PROBLEM TO SOLVE
Print the listing in its entirety and exactly, leaving out images.

DATA FOR THE TASK
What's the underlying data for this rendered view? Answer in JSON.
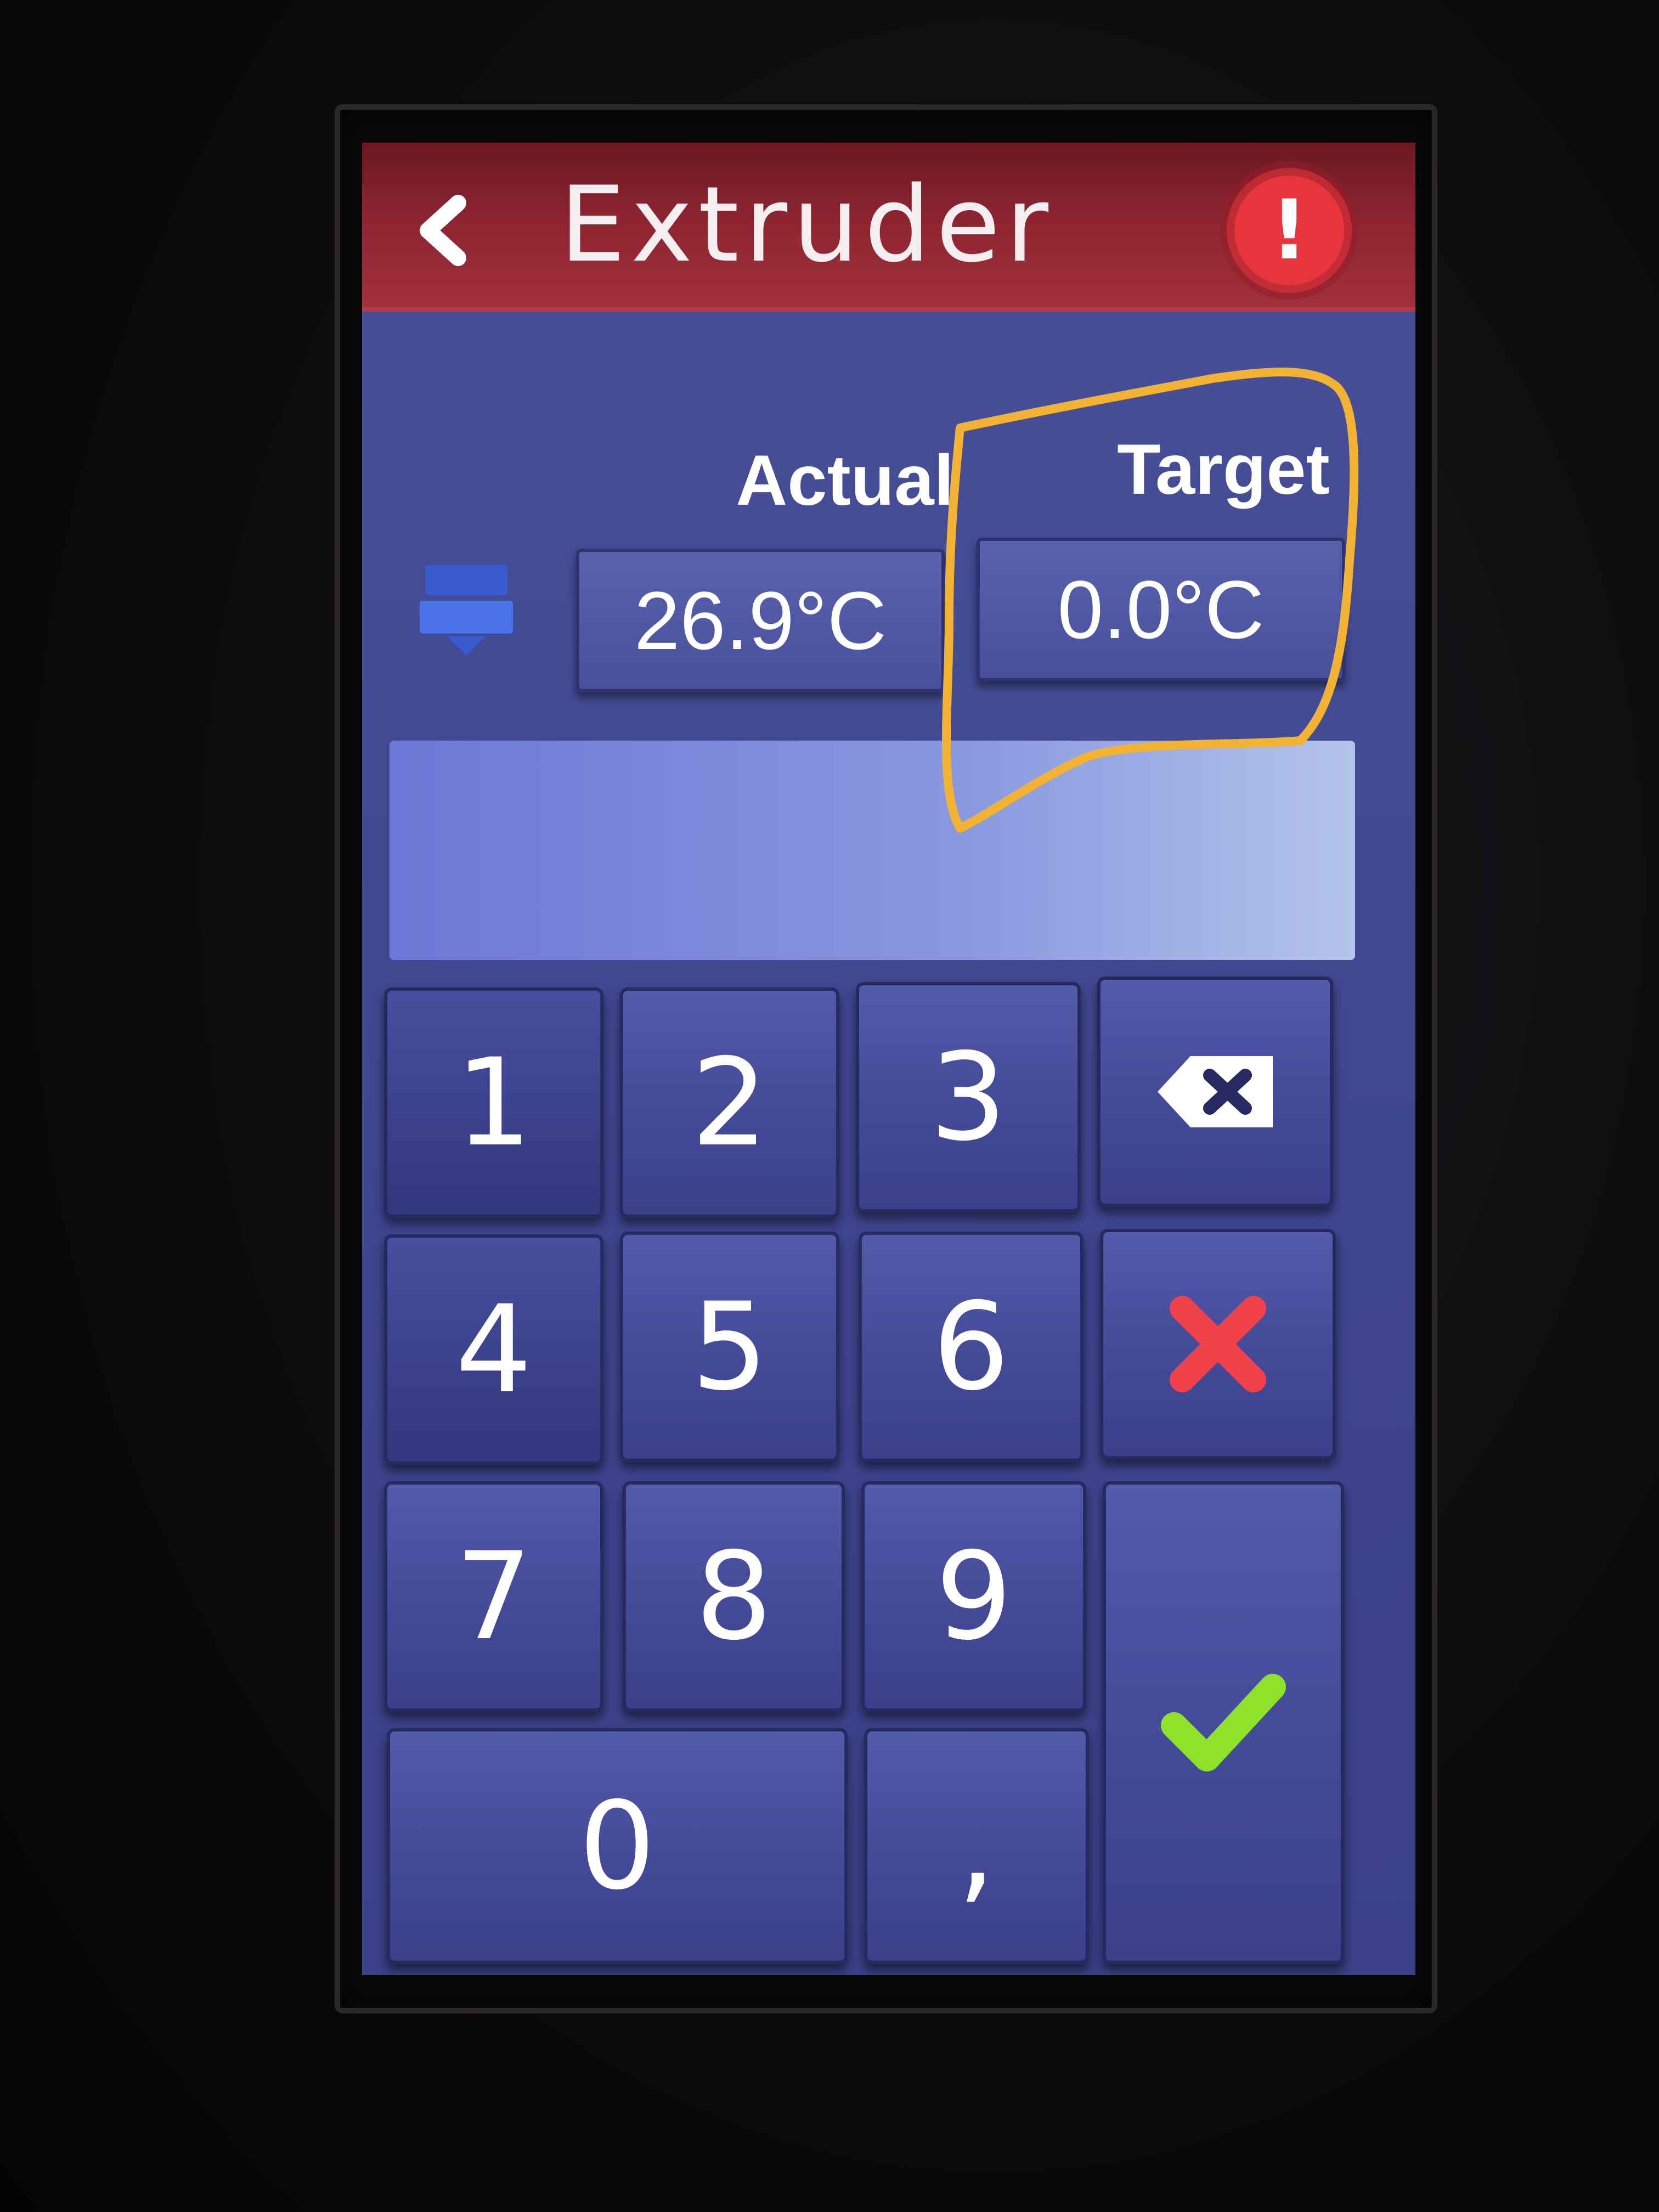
{
  "header": {
    "title": "Extruder",
    "back_icon": "chevron-left-icon",
    "alert_icon": "exclamation-alert-icon",
    "alert_symbol": "!",
    "color": "#8c2430"
  },
  "temperature": {
    "actual_label": "Actual",
    "target_label": "Target",
    "actual_value": "26.9°C",
    "target_value": "0.0°C",
    "heater_icon": "extruder-heater-icon"
  },
  "input": {
    "value": ""
  },
  "keypad": {
    "keys": [
      "1",
      "2",
      "3",
      "4",
      "5",
      "6",
      "7",
      "8",
      "9",
      "0",
      ","
    ],
    "backspace_icon": "backspace-icon",
    "cancel_icon": "cancel-x-icon",
    "confirm_icon": "checkmark-icon",
    "cancel_color": "#f0424a",
    "confirm_color": "#8ee22a"
  },
  "annotation": {
    "highlight_color": "#f2b233"
  }
}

SOLUTION TO THE EXERCISE
What's the underlying data for this rendered view? Answer in JSON.
{
  "header": {
    "title": "Extruder",
    "back_icon": "chevron-left-icon",
    "alert_icon": "exclamation-alert-icon",
    "alert_symbol": "!",
    "color": "#8c2430"
  },
  "temperature": {
    "actual_label": "Actual",
    "target_label": "Target",
    "actual_value": "26.9°C",
    "target_value": "0.0°C",
    "heater_icon": "extruder-heater-icon"
  },
  "input": {
    "value": ""
  },
  "keypad": {
    "keys": [
      "1",
      "2",
      "3",
      "4",
      "5",
      "6",
      "7",
      "8",
      "9",
      "0",
      ","
    ],
    "backspace_icon": "backspace-icon",
    "cancel_icon": "cancel-x-icon",
    "confirm_icon": "checkmark-icon",
    "cancel_color": "#f0424a",
    "confirm_color": "#8ee22a"
  },
  "annotation": {
    "highlight_color": "#f2b233"
  }
}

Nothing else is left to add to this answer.